• WHAT TO WORK ON: Locate all lines with the word "exhaust" and copy them out.

=======

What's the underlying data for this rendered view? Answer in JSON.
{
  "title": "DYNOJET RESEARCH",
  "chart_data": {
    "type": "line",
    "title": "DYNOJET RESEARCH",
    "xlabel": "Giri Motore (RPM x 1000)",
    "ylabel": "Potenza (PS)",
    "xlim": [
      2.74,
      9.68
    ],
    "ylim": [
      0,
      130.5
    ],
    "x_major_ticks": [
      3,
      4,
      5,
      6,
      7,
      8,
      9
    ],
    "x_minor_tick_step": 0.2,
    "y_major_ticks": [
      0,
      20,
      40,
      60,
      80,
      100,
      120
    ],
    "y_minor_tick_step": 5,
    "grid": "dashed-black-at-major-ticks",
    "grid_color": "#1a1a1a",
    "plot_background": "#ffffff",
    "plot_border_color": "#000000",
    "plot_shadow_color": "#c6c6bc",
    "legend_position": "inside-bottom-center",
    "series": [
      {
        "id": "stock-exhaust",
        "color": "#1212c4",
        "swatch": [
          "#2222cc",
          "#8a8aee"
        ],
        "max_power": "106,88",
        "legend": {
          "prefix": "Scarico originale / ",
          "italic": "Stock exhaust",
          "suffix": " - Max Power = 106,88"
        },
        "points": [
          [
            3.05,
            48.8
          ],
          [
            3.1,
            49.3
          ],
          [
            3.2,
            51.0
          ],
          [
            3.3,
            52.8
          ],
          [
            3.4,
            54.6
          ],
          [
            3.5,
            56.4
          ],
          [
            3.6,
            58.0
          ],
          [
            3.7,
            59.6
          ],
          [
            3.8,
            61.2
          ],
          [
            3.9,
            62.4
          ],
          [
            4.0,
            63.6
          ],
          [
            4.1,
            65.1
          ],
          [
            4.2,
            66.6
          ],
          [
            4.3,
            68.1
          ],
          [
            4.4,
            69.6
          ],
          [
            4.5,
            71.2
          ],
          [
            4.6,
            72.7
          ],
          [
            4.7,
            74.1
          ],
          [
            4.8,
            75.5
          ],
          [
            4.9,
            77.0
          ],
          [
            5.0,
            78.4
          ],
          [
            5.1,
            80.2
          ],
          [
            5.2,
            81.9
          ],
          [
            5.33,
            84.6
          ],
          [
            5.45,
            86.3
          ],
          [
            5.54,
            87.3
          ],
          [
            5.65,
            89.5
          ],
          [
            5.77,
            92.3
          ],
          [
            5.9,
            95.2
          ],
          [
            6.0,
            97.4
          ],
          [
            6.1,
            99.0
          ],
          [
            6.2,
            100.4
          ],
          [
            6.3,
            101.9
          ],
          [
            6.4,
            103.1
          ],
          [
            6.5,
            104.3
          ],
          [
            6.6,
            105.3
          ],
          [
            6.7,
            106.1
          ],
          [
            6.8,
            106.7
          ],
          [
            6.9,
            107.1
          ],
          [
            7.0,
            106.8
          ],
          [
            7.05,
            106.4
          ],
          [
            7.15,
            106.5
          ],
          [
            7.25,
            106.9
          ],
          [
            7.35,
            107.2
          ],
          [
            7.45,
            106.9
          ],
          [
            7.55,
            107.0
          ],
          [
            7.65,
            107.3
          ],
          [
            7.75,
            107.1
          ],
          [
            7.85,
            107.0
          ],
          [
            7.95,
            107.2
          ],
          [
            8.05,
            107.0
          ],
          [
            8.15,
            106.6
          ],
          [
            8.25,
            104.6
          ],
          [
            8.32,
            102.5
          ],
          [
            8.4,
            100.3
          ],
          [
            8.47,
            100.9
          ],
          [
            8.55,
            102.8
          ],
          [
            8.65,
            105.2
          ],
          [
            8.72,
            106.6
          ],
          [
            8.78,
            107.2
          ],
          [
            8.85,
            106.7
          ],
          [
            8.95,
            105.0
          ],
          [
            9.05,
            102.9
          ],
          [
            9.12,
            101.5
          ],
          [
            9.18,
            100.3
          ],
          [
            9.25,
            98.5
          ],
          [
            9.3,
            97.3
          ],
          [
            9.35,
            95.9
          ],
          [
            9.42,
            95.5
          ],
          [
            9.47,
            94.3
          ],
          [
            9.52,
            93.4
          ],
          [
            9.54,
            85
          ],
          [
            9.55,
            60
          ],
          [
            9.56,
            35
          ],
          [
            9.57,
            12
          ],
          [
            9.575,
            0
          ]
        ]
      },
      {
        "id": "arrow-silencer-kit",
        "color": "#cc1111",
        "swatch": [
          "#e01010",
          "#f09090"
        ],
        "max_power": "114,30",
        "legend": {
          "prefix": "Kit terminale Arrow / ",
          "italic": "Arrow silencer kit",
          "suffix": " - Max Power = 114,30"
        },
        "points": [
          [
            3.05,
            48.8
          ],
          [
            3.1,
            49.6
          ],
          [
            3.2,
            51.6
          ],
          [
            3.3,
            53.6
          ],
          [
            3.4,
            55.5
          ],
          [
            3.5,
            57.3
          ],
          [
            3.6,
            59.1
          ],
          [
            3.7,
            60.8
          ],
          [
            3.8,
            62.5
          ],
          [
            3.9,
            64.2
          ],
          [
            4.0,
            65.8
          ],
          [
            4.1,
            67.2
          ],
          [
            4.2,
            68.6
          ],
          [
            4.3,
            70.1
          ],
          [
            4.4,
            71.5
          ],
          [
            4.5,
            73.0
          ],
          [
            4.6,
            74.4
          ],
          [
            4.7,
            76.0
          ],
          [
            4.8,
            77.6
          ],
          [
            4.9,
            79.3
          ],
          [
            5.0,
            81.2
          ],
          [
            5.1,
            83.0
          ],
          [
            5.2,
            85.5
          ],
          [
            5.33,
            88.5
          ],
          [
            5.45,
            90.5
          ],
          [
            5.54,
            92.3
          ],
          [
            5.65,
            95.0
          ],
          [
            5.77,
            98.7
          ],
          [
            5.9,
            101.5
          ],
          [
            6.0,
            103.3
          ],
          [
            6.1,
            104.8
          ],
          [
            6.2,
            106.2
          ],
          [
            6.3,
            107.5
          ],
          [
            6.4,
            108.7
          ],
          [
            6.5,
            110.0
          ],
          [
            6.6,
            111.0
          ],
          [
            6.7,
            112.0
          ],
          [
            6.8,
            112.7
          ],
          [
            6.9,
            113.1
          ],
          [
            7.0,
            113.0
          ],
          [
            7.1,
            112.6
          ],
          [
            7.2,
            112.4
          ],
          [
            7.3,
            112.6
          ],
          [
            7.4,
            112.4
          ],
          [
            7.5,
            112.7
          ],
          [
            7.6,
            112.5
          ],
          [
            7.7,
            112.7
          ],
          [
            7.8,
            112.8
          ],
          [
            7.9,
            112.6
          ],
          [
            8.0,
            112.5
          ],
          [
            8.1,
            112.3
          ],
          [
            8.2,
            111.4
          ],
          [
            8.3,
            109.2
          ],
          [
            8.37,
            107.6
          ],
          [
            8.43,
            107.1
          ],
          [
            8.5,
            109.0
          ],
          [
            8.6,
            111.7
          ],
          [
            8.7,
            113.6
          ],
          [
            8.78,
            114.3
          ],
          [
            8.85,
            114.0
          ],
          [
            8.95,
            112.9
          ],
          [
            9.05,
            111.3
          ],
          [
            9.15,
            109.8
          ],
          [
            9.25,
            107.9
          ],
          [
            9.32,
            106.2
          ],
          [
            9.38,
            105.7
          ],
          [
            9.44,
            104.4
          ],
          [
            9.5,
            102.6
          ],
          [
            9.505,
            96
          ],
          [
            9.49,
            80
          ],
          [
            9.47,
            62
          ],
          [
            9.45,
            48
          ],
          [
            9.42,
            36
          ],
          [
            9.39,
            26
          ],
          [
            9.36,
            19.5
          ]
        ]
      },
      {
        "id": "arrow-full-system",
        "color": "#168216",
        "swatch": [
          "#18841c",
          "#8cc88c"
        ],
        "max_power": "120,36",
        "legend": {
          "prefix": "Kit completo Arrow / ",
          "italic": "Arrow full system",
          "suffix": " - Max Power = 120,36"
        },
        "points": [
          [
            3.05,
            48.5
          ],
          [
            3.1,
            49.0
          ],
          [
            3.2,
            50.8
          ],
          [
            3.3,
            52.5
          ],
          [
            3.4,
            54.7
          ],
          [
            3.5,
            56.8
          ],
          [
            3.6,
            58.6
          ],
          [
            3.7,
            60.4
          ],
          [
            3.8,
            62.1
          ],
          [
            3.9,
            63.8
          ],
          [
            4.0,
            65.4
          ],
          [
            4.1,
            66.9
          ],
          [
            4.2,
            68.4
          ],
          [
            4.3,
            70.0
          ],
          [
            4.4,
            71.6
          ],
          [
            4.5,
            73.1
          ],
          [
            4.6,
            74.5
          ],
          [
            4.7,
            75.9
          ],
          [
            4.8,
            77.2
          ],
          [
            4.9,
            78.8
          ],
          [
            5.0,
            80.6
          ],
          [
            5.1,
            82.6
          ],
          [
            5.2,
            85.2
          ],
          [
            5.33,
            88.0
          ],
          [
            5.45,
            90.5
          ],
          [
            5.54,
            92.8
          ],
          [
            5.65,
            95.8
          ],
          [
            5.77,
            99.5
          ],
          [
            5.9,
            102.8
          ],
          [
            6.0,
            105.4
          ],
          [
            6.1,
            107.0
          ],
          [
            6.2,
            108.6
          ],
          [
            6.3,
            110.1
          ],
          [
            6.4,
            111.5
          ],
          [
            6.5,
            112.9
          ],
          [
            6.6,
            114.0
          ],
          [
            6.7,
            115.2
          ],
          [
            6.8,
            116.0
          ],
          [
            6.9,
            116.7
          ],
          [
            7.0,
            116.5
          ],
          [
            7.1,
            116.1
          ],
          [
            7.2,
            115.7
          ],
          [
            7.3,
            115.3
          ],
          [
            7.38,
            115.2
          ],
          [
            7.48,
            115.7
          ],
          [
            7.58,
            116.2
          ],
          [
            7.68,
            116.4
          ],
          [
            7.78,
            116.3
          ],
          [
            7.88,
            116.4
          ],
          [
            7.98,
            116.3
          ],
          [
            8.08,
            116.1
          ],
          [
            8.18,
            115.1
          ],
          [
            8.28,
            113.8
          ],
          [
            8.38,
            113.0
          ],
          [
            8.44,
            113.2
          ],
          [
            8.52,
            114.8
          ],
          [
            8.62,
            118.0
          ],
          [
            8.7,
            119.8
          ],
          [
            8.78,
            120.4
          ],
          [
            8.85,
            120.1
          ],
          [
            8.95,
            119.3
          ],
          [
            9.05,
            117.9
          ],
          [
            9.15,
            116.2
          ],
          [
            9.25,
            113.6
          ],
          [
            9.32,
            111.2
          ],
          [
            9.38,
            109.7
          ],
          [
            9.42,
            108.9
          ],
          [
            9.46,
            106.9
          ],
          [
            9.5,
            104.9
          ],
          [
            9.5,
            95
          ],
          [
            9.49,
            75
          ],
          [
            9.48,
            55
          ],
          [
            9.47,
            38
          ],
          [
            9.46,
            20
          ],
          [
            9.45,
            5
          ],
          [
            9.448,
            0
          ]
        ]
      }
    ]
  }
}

=======

• ANSWER FOR THIS EXERCISE:
        "id": "stock-exhaust",
          "italic": "Stock exhaust",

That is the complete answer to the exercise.